- [Passage]:
A 72-year-old Turkish inmate serving a prison sentence for alleged links to the faith-based Gülen movement has lost his ability to speak, two months after authorities rejected his request to suspend his sentence on grounds of health, the TR724 news website reported.
Abdullah Tırpan lost his speaking ability on February 12 and was examined at the prison infirmary. He was returned to his ward, awaiting transfer to a hospital’s neurology unit.
His daughter, Refia Tırpan, said her father could barely speak during a visit on February 3 and appeared visibly weakened. He had lost significant weight due to stomach problems that prevented him from eating properly, she said.
Tırpan suffers from a range of serious conditions including diabetes, pneumonia and neuropathy. Since starting to serve his sentence in February 2025, he has developed heart problems and been placed on medication. According to his family, he has been sent to the prison infirmary 40 times and fainted on multiple occasions.
Turkey’s Council of Forensic Medicine (ATK) ruled on December 17, 2025, that Tırpan was fit to remain in prison, rejecting a request to suspend his sentence on health grounds.
The ATK frequently comes under criticism over its questionable reports that find ailing inmates fit to remain in prison. Rights advocates slam the agency over its lack of independence from political influence and its role in compounding the persecution of political prisoners.
Tırpan was first detained on August 16, 2016, during a crackdown that followed a failed coup a month earlier and spent some 19 months in pretrial detention before being sentenced by the Tekirdağ 3rd High Criminal Court. He was re-arrested on February 25, 2025, after Turkey’s Supreme Court of Appeals upheld his seven-and-a-half-year sentence.
President Recep Tayyip Erdoğan has been targeting followers of the Gülen movement, inspired by the late Muslim cleric Fethullah Gülen, since corruption investigations in December 2013 implicated him as well as some members of his family and inner circle.
Dismissing the investigations as a Gülenist coup and a conspiracy against his government, Erdoğan began to target the movement’s members. He designated the movement as a terrorist organization in May 2016 and intensified the crackdown on it following an abortive putsch in July of the same year that he accused Gülen of masterminding. The movement strongly denies involvement in the coup attempt or any terrorist activity.

- [Required work]:
A – In the report on the imprisoned Gülen movement follower, on what date did Abdullah Tırpan lose his ability to speak?
B – Carry on the report about Abdullah Tırpan's imprisonment from the point where it stops.

- [Records shown]:

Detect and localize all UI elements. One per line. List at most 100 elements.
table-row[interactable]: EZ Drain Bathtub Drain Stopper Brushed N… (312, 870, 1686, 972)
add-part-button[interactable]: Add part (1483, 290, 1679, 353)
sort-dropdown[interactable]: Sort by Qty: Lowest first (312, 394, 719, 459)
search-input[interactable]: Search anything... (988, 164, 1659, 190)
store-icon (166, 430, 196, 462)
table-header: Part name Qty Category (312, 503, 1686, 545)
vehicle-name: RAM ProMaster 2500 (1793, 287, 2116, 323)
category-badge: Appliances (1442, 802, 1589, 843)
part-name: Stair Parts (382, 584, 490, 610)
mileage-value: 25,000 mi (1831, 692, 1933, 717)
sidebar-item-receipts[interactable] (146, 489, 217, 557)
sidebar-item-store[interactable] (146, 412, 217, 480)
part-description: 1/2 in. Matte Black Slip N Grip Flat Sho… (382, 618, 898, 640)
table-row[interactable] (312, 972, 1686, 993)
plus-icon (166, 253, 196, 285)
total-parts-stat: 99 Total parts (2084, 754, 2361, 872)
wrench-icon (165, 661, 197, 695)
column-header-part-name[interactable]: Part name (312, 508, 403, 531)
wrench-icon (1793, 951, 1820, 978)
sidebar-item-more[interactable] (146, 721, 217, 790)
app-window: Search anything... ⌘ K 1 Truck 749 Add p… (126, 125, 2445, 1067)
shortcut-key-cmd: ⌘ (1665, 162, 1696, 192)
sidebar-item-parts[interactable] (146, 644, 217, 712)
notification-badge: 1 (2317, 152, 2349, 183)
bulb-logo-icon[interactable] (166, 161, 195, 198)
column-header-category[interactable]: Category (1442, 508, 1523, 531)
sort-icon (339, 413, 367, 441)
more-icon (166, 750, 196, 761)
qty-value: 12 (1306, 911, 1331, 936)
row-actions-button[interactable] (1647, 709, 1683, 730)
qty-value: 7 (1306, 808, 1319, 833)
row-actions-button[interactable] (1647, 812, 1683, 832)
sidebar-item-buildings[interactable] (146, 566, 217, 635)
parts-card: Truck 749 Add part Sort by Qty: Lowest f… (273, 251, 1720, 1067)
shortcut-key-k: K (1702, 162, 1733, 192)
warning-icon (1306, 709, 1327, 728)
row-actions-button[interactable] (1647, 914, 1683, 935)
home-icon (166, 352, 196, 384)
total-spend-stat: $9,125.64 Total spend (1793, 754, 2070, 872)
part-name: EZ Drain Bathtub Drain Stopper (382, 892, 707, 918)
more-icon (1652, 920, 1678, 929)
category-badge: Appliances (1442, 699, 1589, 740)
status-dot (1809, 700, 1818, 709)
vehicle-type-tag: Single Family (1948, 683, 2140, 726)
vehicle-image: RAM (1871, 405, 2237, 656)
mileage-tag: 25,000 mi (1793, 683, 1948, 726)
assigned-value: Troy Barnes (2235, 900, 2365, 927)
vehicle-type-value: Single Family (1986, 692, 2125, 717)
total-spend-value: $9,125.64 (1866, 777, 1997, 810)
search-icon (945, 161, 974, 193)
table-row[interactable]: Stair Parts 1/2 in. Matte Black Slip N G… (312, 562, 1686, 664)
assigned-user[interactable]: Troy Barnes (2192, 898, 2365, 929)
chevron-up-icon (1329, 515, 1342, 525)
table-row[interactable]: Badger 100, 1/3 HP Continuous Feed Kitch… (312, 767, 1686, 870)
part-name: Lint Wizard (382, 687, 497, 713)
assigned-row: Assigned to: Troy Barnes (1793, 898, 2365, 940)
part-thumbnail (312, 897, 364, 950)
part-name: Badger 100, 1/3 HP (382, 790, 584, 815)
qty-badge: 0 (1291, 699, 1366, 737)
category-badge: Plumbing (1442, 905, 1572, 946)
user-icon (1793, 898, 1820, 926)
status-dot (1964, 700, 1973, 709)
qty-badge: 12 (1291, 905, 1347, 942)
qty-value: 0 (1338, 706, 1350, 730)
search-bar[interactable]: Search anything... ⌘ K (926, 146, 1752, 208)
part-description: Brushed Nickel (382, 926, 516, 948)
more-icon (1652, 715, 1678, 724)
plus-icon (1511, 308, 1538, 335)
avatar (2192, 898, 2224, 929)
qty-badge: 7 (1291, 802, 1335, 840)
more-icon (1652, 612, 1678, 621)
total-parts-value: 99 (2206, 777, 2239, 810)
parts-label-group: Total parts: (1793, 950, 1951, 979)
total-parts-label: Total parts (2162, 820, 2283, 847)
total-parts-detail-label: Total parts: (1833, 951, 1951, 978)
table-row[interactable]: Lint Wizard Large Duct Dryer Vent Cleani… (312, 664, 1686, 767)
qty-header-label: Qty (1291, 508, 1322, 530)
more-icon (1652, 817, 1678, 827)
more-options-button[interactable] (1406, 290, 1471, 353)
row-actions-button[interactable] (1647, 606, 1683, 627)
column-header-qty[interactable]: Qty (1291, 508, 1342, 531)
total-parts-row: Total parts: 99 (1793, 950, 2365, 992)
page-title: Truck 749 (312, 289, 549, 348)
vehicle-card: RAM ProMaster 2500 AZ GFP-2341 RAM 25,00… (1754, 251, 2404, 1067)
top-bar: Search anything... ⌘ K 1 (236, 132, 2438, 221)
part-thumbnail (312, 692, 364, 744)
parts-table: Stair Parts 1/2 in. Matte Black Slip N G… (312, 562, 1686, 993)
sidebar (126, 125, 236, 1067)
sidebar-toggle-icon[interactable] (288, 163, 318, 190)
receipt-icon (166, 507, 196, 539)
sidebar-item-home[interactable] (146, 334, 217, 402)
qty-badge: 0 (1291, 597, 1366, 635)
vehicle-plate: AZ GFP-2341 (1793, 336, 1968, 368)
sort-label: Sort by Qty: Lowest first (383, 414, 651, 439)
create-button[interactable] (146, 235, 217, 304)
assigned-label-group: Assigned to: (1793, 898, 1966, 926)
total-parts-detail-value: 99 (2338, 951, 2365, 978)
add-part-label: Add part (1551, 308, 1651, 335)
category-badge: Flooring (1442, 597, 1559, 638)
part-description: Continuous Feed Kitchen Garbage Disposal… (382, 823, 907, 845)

- [Per-task outputs]:
A – He lost his ability to speak on February 12.

B –
The court convicted Tırpan on charges that cited membership in a foundation associated with the movement, his deposits at Bank Asya, subscriptions to movement-affiliated publications, donations to related charities and sending his children to schools later closed for alleged Gülen links.
In a 2018 statement to the court, Tırpan denied involvement in illegal activity, saying he ran a family business with multiple retail locations and an industrial kitchen. “I have no criminal record,” he told the court, adding that his accounts and donations were personal and not part of any organizational activity.
Since the coup attempt in 2016, the Turkish government has accepted such activities as having an account at the now-shuttered Bank Asya, one of Turkey’s largest commercial banks at the time; using the ByLock messaging application, an encrypted messaging app that was available on Apple’s App Store and Google Play; and subscribing to the now-shut-down Zaman daily or other publications affiliated with members of the movement as benchmarks for identifying and arresting alleged followers of the Gülen movement on charges of membership in a terrorist organization.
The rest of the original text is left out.